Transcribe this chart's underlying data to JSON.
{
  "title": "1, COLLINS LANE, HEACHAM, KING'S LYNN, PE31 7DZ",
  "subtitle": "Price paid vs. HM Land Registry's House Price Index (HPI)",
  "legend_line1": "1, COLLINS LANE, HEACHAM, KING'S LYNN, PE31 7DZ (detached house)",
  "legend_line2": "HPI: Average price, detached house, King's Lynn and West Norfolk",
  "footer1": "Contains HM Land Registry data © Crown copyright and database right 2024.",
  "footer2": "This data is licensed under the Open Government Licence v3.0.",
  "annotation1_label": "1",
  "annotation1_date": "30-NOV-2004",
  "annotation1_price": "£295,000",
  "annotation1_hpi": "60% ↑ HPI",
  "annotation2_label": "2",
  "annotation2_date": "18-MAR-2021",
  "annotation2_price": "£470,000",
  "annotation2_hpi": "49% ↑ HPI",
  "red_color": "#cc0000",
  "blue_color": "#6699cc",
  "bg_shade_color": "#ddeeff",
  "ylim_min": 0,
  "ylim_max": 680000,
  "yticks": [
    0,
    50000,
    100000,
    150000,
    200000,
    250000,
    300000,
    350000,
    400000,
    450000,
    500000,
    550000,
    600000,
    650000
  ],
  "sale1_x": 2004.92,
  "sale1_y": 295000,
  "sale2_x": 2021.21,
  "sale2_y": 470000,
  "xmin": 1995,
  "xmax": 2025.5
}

- WORK INSTRUCTIONS: Report every line in the data above in which the word "HEACHAM" appears.

- FINAL RESULT:
  "title": "1, COLLINS LANE, HEACHAM, KING'S LYNN, PE31 7DZ",
  "legend_line1": "1, COLLINS LANE, HEACHAM, KING'S LYNN, PE31 7DZ (detached house)",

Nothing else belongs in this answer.